--- Provided records ---
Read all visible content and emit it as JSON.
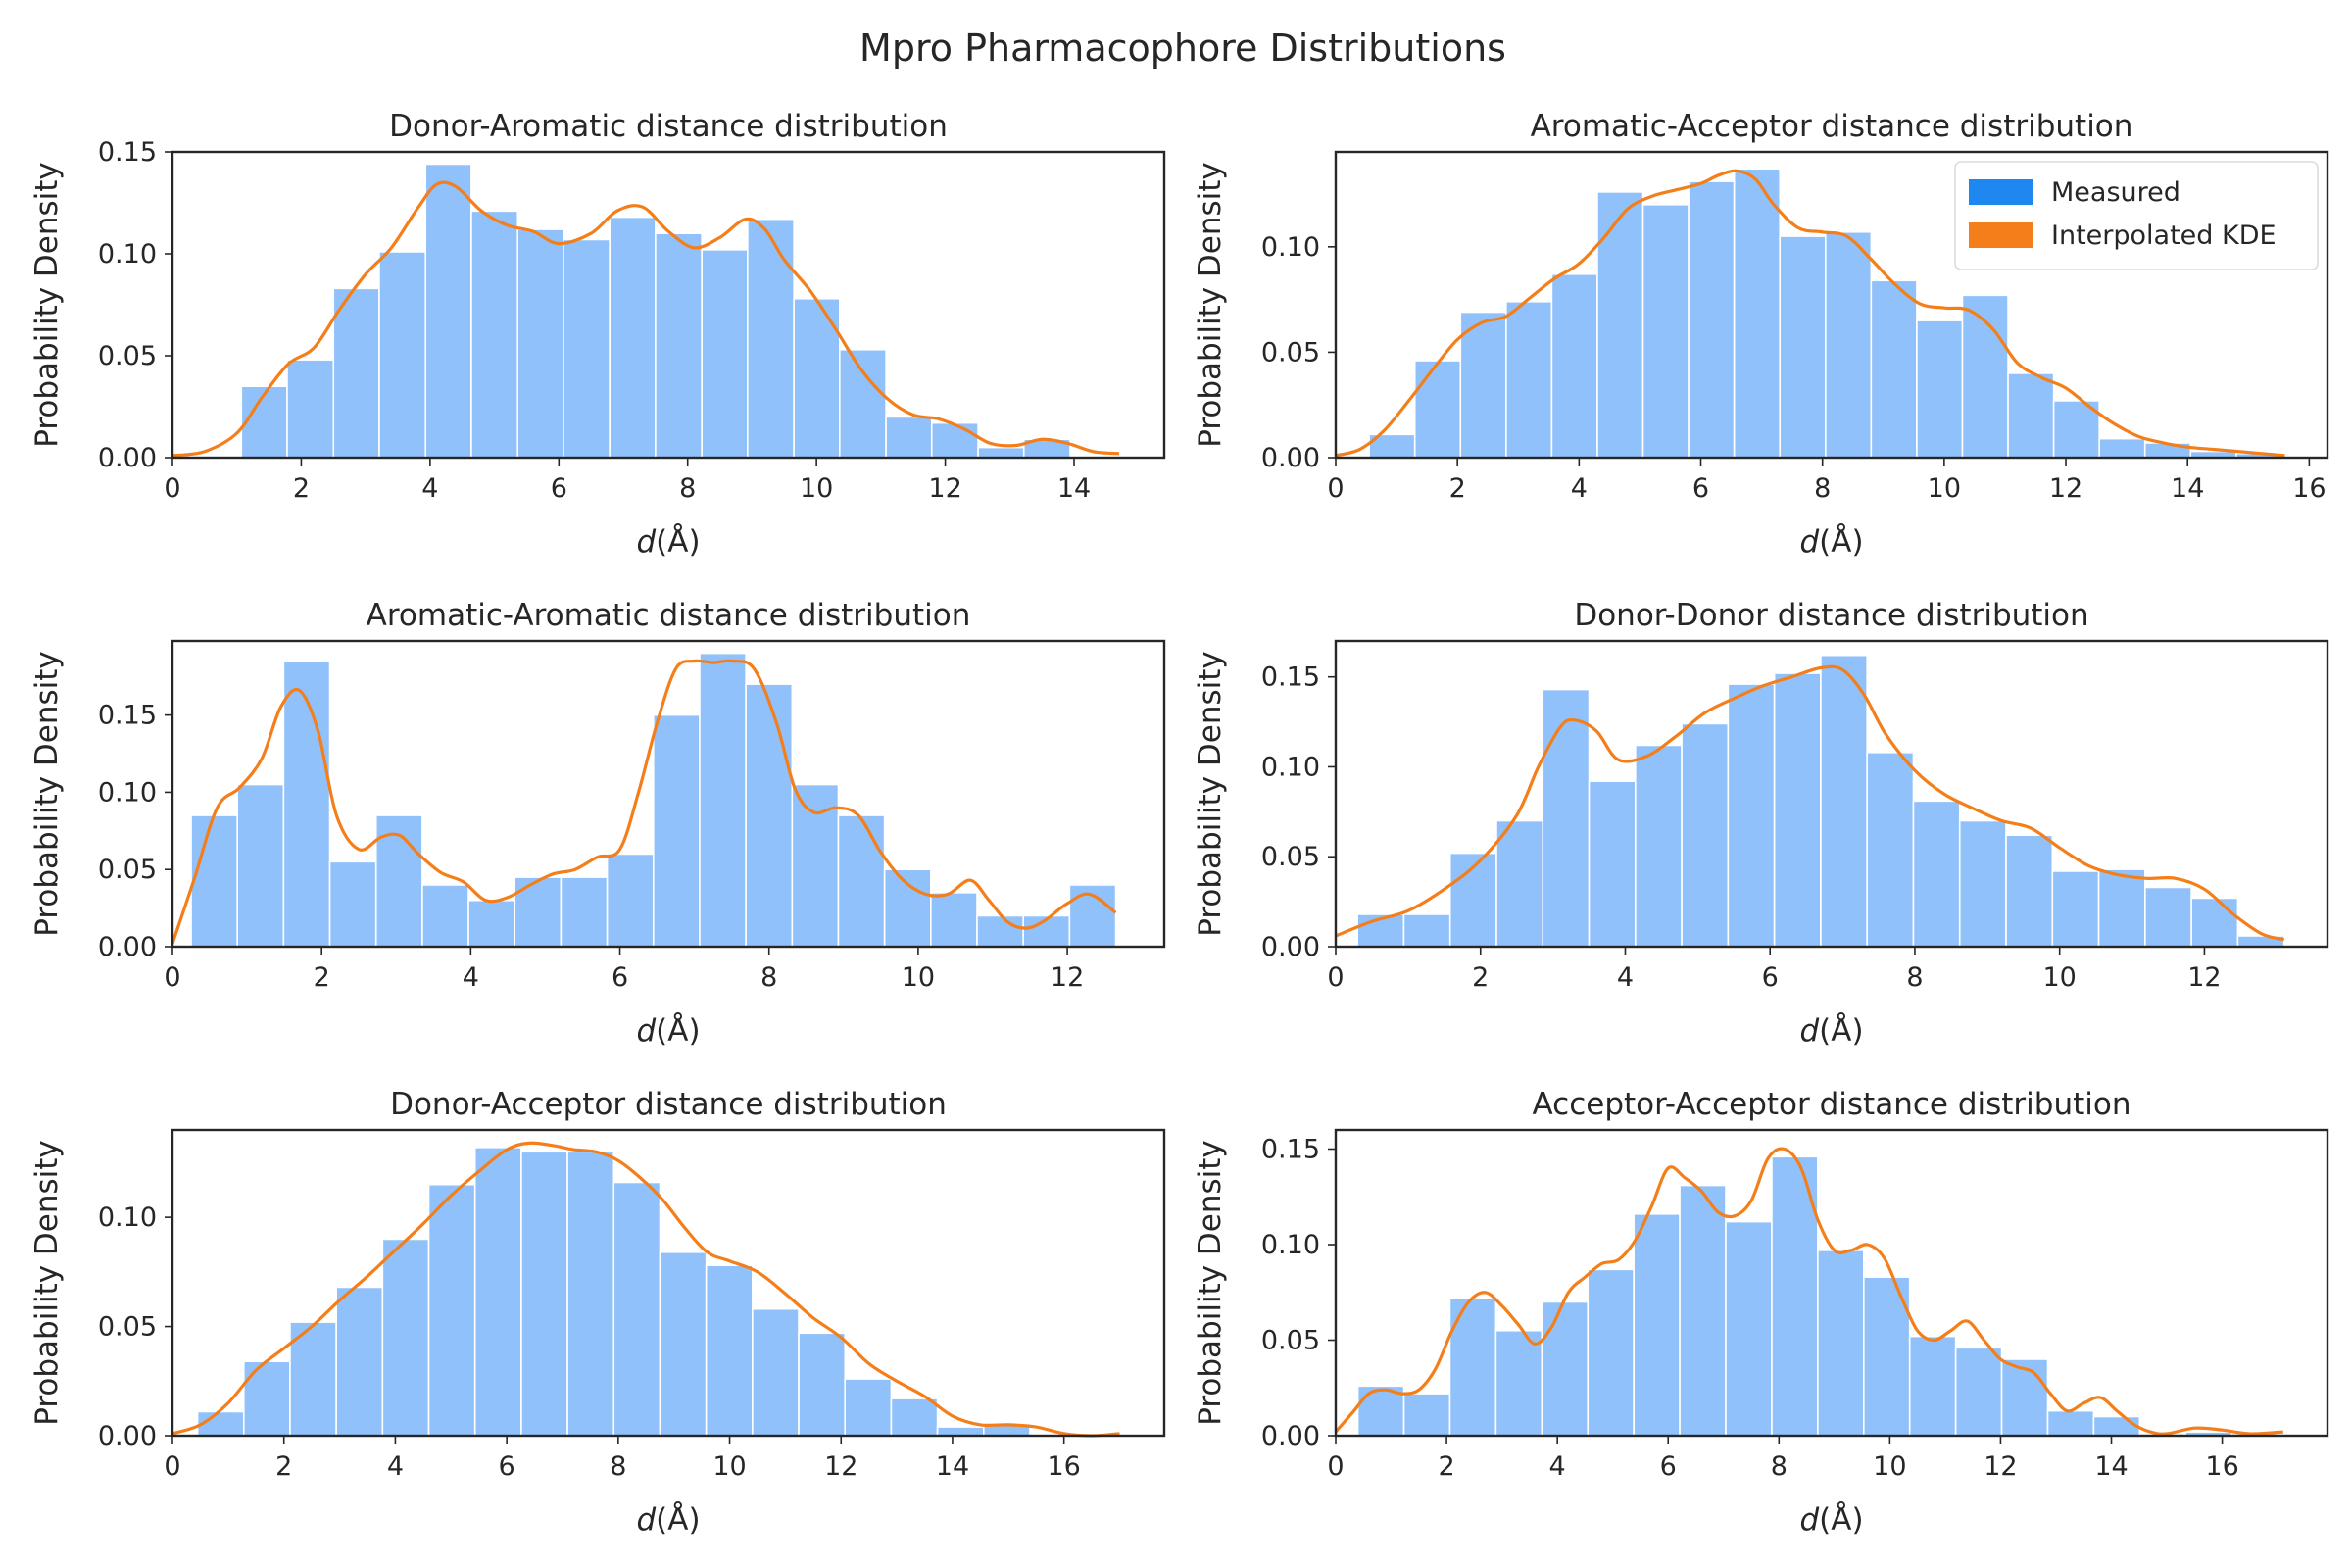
{
  "figure": {
    "title": "Mpro Pharmacophore Distributions",
    "colors": {
      "bars": "#90C1FA",
      "kde": "#F47F1A",
      "legend_measured": "#1E87F0",
      "legend_kde": "#F47F1A",
      "frame": "#262626"
    }
  },
  "legend": {
    "location": "upper right",
    "panel": 1,
    "entries": [
      "Measured",
      "Interpolated KDE"
    ]
  },
  "chart_data": [
    {
      "type": "histogram+kde",
      "title": "Donor-Aromatic distance distribution",
      "xlabel": "d(Å)",
      "ylabel": "Probability Density",
      "xlim": [
        0,
        15.4
      ],
      "ylim": [
        0,
        0.15
      ],
      "xticks": [
        0,
        2,
        4,
        6,
        8,
        10,
        12,
        14
      ],
      "yticks": [
        "0.00",
        "0.05",
        "0.10",
        "0.15"
      ],
      "series": [
        {
          "name": "Measured",
          "bin_edges": [
            1.07,
            1.78,
            2.5,
            3.21,
            3.93,
            4.64,
            5.36,
            6.07,
            6.79,
            7.5,
            8.22,
            8.93,
            9.65,
            10.36,
            11.08,
            11.79,
            12.51,
            13.22,
            13.94
          ],
          "values": [
            0.035,
            0.048,
            0.083,
            0.101,
            0.144,
            0.121,
            0.112,
            0.107,
            0.118,
            0.11,
            0.102,
            0.117,
            0.078,
            0.053,
            0.02,
            0.017,
            0.005,
            0.009
          ]
        },
        {
          "name": "Interpolated KDE",
          "x": [
            0,
            0.5,
            1.0,
            1.4,
            1.8,
            2.2,
            2.6,
            3.0,
            3.4,
            3.8,
            4.1,
            4.4,
            4.8,
            5.2,
            5.6,
            6.0,
            6.5,
            6.9,
            7.3,
            7.7,
            8.1,
            8.5,
            8.9,
            9.2,
            9.5,
            9.9,
            10.3,
            10.7,
            11.1,
            11.5,
            11.9,
            12.3,
            12.7,
            13.1,
            13.5,
            13.9,
            14.3,
            14.7
          ],
          "y": [
            0.001,
            0.003,
            0.012,
            0.03,
            0.046,
            0.054,
            0.073,
            0.09,
            0.103,
            0.122,
            0.134,
            0.133,
            0.121,
            0.114,
            0.111,
            0.105,
            0.11,
            0.121,
            0.123,
            0.111,
            0.103,
            0.108,
            0.117,
            0.112,
            0.097,
            0.082,
            0.063,
            0.043,
            0.029,
            0.021,
            0.019,
            0.014,
            0.007,
            0.006,
            0.009,
            0.007,
            0.003,
            0.002
          ]
        }
      ]
    },
    {
      "type": "histogram+kde",
      "title": "Aromatic-Acceptor distance distribution",
      "xlabel": "d(Å)",
      "ylabel": "Probability Density",
      "xlim": [
        0,
        16.3
      ],
      "ylim": [
        0,
        0.145
      ],
      "xticks": [
        0,
        2,
        4,
        6,
        8,
        10,
        12,
        14,
        16
      ],
      "yticks": [
        "0.00",
        "0.05",
        "0.10"
      ],
      "series": [
        {
          "name": "Measured",
          "bin_edges": [
            0.55,
            1.3,
            2.05,
            2.8,
            3.55,
            4.3,
            5.05,
            5.8,
            6.55,
            7.3,
            8.05,
            8.8,
            9.55,
            10.3,
            11.05,
            11.8,
            12.55,
            13.3,
            14.05,
            14.8,
            15.55
          ],
          "values": [
            0.011,
            0.046,
            0.069,
            0.074,
            0.087,
            0.126,
            0.12,
            0.131,
            0.137,
            0.105,
            0.107,
            0.084,
            0.065,
            0.077,
            0.04,
            0.027,
            0.009,
            0.007,
            0.003,
            0.002
          ]
        },
        {
          "name": "Interpolated KDE",
          "x": [
            0,
            0.4,
            0.8,
            1.2,
            1.6,
            2.0,
            2.4,
            2.8,
            3.2,
            3.6,
            4.0,
            4.4,
            4.8,
            5.2,
            5.6,
            6.0,
            6.3,
            6.6,
            6.9,
            7.2,
            7.6,
            8.0,
            8.4,
            8.8,
            9.2,
            9.6,
            10.0,
            10.4,
            10.8,
            11.2,
            11.6,
            12.0,
            12.4,
            12.8,
            13.2,
            13.6,
            14.0,
            14.4,
            14.8,
            15.2,
            15.6
          ],
          "y": [
            0.001,
            0.004,
            0.013,
            0.027,
            0.042,
            0.056,
            0.064,
            0.067,
            0.076,
            0.085,
            0.092,
            0.104,
            0.118,
            0.124,
            0.127,
            0.13,
            0.134,
            0.136,
            0.132,
            0.12,
            0.109,
            0.107,
            0.105,
            0.094,
            0.082,
            0.073,
            0.071,
            0.07,
            0.061,
            0.045,
            0.038,
            0.033,
            0.024,
            0.016,
            0.01,
            0.007,
            0.005,
            0.004,
            0.003,
            0.002,
            0.001
          ]
        }
      ]
    },
    {
      "type": "histogram+kde",
      "title": "Aromatic-Aromatic distance distribution",
      "xlabel": "d(Å)",
      "ylabel": "Probability Density",
      "xlim": [
        0,
        13.3
      ],
      "ylim": [
        0,
        0.198
      ],
      "xticks": [
        0,
        2,
        4,
        6,
        8,
        10,
        12
      ],
      "yticks": [
        "0.00",
        "0.05",
        "0.10",
        "0.15"
      ],
      "series": [
        {
          "name": "Measured",
          "bin_edges": [
            0.25,
            0.87,
            1.49,
            2.11,
            2.73,
            3.35,
            3.97,
            4.59,
            5.21,
            5.83,
            6.45,
            7.07,
            7.69,
            8.31,
            8.93,
            9.55,
            10.17,
            10.79,
            11.41,
            12.03,
            12.65
          ],
          "values": [
            0.085,
            0.105,
            0.185,
            0.055,
            0.085,
            0.04,
            0.03,
            0.045,
            0.045,
            0.06,
            0.15,
            0.19,
            0.17,
            0.105,
            0.085,
            0.05,
            0.035,
            0.02,
            0.02,
            0.04
          ]
        },
        {
          "name": "Interpolated KDE",
          "x": [
            0,
            0.3,
            0.6,
            0.9,
            1.2,
            1.45,
            1.7,
            1.95,
            2.2,
            2.5,
            2.8,
            3.05,
            3.3,
            3.6,
            3.9,
            4.2,
            4.5,
            4.8,
            5.1,
            5.4,
            5.7,
            6.0,
            6.25,
            6.5,
            6.75,
            7.0,
            7.25,
            7.5,
            7.8,
            8.1,
            8.35,
            8.6,
            8.9,
            9.2,
            9.5,
            9.8,
            10.1,
            10.4,
            10.7,
            10.95,
            11.2,
            11.45,
            11.7,
            12.0,
            12.3,
            12.65
          ],
          "y": [
            0.002,
            0.045,
            0.09,
            0.103,
            0.122,
            0.155,
            0.166,
            0.14,
            0.085,
            0.063,
            0.071,
            0.072,
            0.06,
            0.048,
            0.042,
            0.03,
            0.032,
            0.04,
            0.047,
            0.05,
            0.058,
            0.063,
            0.1,
            0.145,
            0.18,
            0.185,
            0.184,
            0.185,
            0.18,
            0.145,
            0.102,
            0.087,
            0.09,
            0.085,
            0.061,
            0.043,
            0.034,
            0.034,
            0.043,
            0.03,
            0.016,
            0.012,
            0.017,
            0.028,
            0.034,
            0.022
          ]
        }
      ]
    },
    {
      "type": "histogram+kde",
      "title": "Donor-Donor distance distribution",
      "xlabel": "d(Å)",
      "ylabel": "Probability Density",
      "xlim": [
        0,
        13.7
      ],
      "ylim": [
        0,
        0.17
      ],
      "xticks": [
        0,
        2,
        4,
        6,
        8,
        10,
        12
      ],
      "yticks": [
        "0.00",
        "0.05",
        "0.10",
        "0.15"
      ],
      "series": [
        {
          "name": "Measured",
          "bin_edges": [
            0.3,
            0.94,
            1.58,
            2.22,
            2.86,
            3.5,
            4.14,
            4.78,
            5.42,
            6.06,
            6.7,
            7.34,
            7.98,
            8.62,
            9.26,
            9.9,
            10.54,
            11.18,
            11.82,
            12.46,
            13.1
          ],
          "values": [
            0.018,
            0.018,
            0.052,
            0.07,
            0.143,
            0.092,
            0.112,
            0.124,
            0.146,
            0.152,
            0.162,
            0.108,
            0.081,
            0.07,
            0.062,
            0.042,
            0.043,
            0.033,
            0.027,
            0.006
          ]
        },
        {
          "name": "Interpolated KDE",
          "x": [
            0,
            0.5,
            1.0,
            1.5,
            2.0,
            2.5,
            2.8,
            3.1,
            3.3,
            3.6,
            3.9,
            4.3,
            4.7,
            5.1,
            5.5,
            5.9,
            6.3,
            6.7,
            7.0,
            7.3,
            7.6,
            8.0,
            8.4,
            8.8,
            9.2,
            9.6,
            10.0,
            10.4,
            10.8,
            11.2,
            11.6,
            12.0,
            12.4,
            12.8,
            13.1
          ],
          "y": [
            0.006,
            0.014,
            0.02,
            0.032,
            0.048,
            0.073,
            0.1,
            0.122,
            0.126,
            0.12,
            0.104,
            0.106,
            0.117,
            0.13,
            0.138,
            0.145,
            0.15,
            0.155,
            0.154,
            0.14,
            0.118,
            0.098,
            0.085,
            0.077,
            0.07,
            0.066,
            0.055,
            0.045,
            0.04,
            0.038,
            0.038,
            0.032,
            0.018,
            0.007,
            0.004
          ]
        }
      ]
    },
    {
      "type": "histogram+kde",
      "title": "Donor-Acceptor distance distribution",
      "xlabel": "d(Å)",
      "ylabel": "Probability Density",
      "xlim": [
        0,
        17.8
      ],
      "ylim": [
        0,
        0.14
      ],
      "xticks": [
        0,
        2,
        4,
        6,
        8,
        10,
        12,
        14,
        16
      ],
      "yticks": [
        "0.00",
        "0.05",
        "0.10"
      ],
      "series": [
        {
          "name": "Measured",
          "bin_edges": [
            0.45,
            1.28,
            2.11,
            2.94,
            3.77,
            4.6,
            5.43,
            6.26,
            7.09,
            7.92,
            8.75,
            9.58,
            10.41,
            11.24,
            12.07,
            12.9,
            13.73,
            14.56,
            15.39
          ],
          "values": [
            0.011,
            0.034,
            0.052,
            0.068,
            0.09,
            0.115,
            0.132,
            0.13,
            0.13,
            0.116,
            0.084,
            0.078,
            0.058,
            0.047,
            0.026,
            0.017,
            0.004,
            0.005
          ]
        },
        {
          "name": "Interpolated KDE",
          "x": [
            0,
            0.5,
            1.0,
            1.5,
            2.0,
            2.5,
            3.0,
            3.5,
            4.0,
            4.5,
            5.0,
            5.5,
            6.0,
            6.4,
            6.8,
            7.2,
            7.6,
            8.0,
            8.4,
            8.8,
            9.2,
            9.6,
            10.0,
            10.5,
            11.0,
            11.5,
            12.0,
            12.5,
            13.0,
            13.5,
            14.0,
            14.5,
            15.0,
            15.5,
            16.0,
            16.5,
            17.0
          ],
          "y": [
            0.001,
            0.005,
            0.015,
            0.03,
            0.04,
            0.05,
            0.062,
            0.073,
            0.085,
            0.097,
            0.11,
            0.121,
            0.131,
            0.134,
            0.133,
            0.131,
            0.13,
            0.126,
            0.118,
            0.108,
            0.095,
            0.084,
            0.08,
            0.075,
            0.065,
            0.054,
            0.045,
            0.033,
            0.025,
            0.018,
            0.009,
            0.005,
            0.005,
            0.004,
            0.001,
            0.0,
            0.001
          ]
        }
      ]
    },
    {
      "type": "histogram+kde",
      "title": "Acceptor-Acceptor distance distribution",
      "xlabel": "d(Å)",
      "ylabel": "Probability Density",
      "xlim": [
        0,
        17.9
      ],
      "ylim": [
        0,
        0.16
      ],
      "xticks": [
        0,
        2,
        4,
        6,
        8,
        10,
        12,
        14,
        16
      ],
      "yticks": [
        "0.00",
        "0.05",
        "0.10",
        "0.15"
      ],
      "series": [
        {
          "name": "Measured",
          "bin_edges": [
            0.4,
            1.23,
            2.06,
            2.89,
            3.72,
            4.55,
            5.38,
            6.21,
            7.04,
            7.87,
            8.7,
            9.53,
            10.36,
            11.19,
            12.02,
            12.85,
            13.68,
            14.51,
            15.34,
            16.17,
            17.0
          ],
          "values": [
            0.026,
            0.022,
            0.072,
            0.055,
            0.07,
            0.087,
            0.116,
            0.131,
            0.112,
            0.146,
            0.097,
            0.083,
            0.052,
            0.046,
            0.04,
            0.013,
            0.01,
            0.001,
            0.002,
            0.001
          ]
        },
        {
          "name": "Interpolated KDE",
          "x": [
            0,
            0.3,
            0.6,
            0.9,
            1.2,
            1.5,
            1.8,
            2.1,
            2.4,
            2.7,
            3.0,
            3.3,
            3.6,
            3.9,
            4.2,
            4.5,
            4.8,
            5.1,
            5.4,
            5.7,
            6.0,
            6.3,
            6.6,
            6.9,
            7.2,
            7.5,
            7.8,
            8.1,
            8.4,
            8.7,
            9.0,
            9.3,
            9.6,
            9.9,
            10.2,
            10.5,
            10.8,
            11.1,
            11.4,
            11.7,
            12.0,
            12.3,
            12.6,
            12.9,
            13.2,
            13.5,
            13.8,
            14.1,
            14.4,
            14.7,
            15.0,
            15.5,
            16.0,
            16.5,
            17.1
          ],
          "y": [
            0.002,
            0.012,
            0.022,
            0.024,
            0.022,
            0.024,
            0.035,
            0.055,
            0.07,
            0.075,
            0.068,
            0.058,
            0.048,
            0.057,
            0.075,
            0.083,
            0.09,
            0.092,
            0.102,
            0.12,
            0.14,
            0.135,
            0.128,
            0.117,
            0.115,
            0.123,
            0.145,
            0.15,
            0.14,
            0.113,
            0.097,
            0.097,
            0.1,
            0.093,
            0.073,
            0.055,
            0.05,
            0.055,
            0.06,
            0.05,
            0.04,
            0.036,
            0.033,
            0.022,
            0.013,
            0.017,
            0.02,
            0.013,
            0.006,
            0.002,
            0.001,
            0.004,
            0.003,
            0.001,
            0.002
          ]
        }
      ]
    }
  ]
}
---
Your objective:
Identify the lines of the entries containing the string "Aromatic". Copy each such line.

Problem solution:
      "title": "Donor-Aromatic distance distribution",
      "title": "Aromatic-Acceptor distance distribution",
      "title": "Aromatic-Aromatic distance distribution",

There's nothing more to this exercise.